— GOAL —
Repeat the data word for word. Do not include the pictures.

— RECORDS SUPPLIED —

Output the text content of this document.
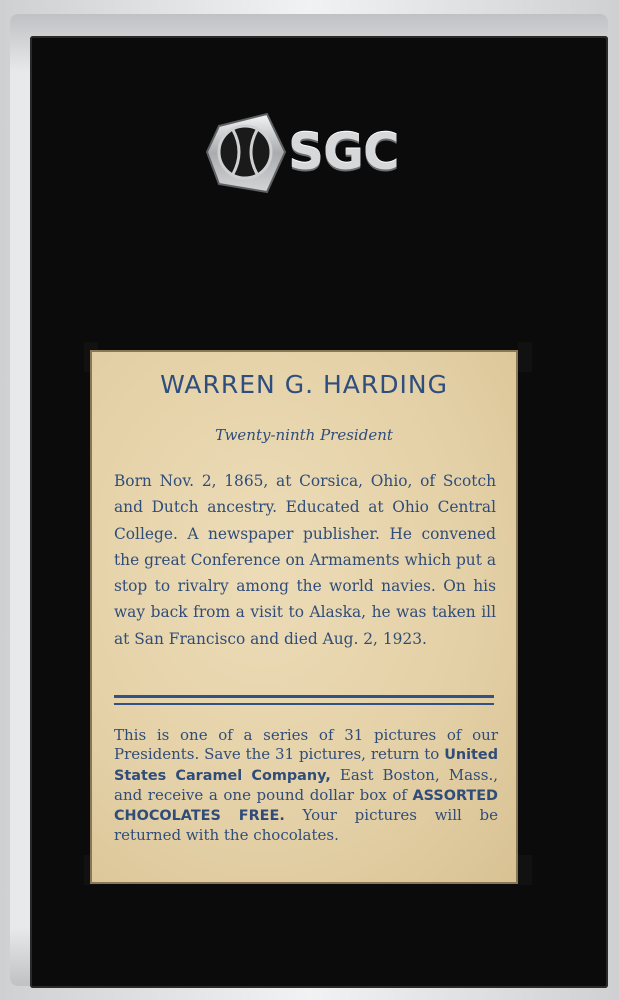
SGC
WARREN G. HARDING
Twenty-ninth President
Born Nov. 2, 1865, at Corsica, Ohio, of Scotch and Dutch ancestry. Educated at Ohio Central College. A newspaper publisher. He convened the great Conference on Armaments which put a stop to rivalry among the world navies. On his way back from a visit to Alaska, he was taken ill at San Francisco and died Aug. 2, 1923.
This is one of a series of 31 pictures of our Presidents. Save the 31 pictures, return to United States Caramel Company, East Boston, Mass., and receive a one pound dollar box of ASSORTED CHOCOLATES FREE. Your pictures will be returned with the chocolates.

— TASK ANSWER —
Output the text content of this document.
SGC
WARREN G. HARDING
Twenty-ninth President
Born Nov. 2, 1865, at Corsica, Ohio, of Scotch and Dutch ancestry. Educated at Ohio Central College. A newspaper publisher. He convened the great Conference on Armaments which put a stop to rivalry among the world navies. On his way back from a visit to Alaska, he was taken ill at San Francisco and died Aug. 2, 1923.
This is one of a series of 31 pictures of our Presidents. Save the 31 pictures, return to United States Caramel Company, East Boston, Mass., and receive a one pound dollar box of ASSORTED CHOCOLATES FREE. Your pictures will be returned with the chocolates.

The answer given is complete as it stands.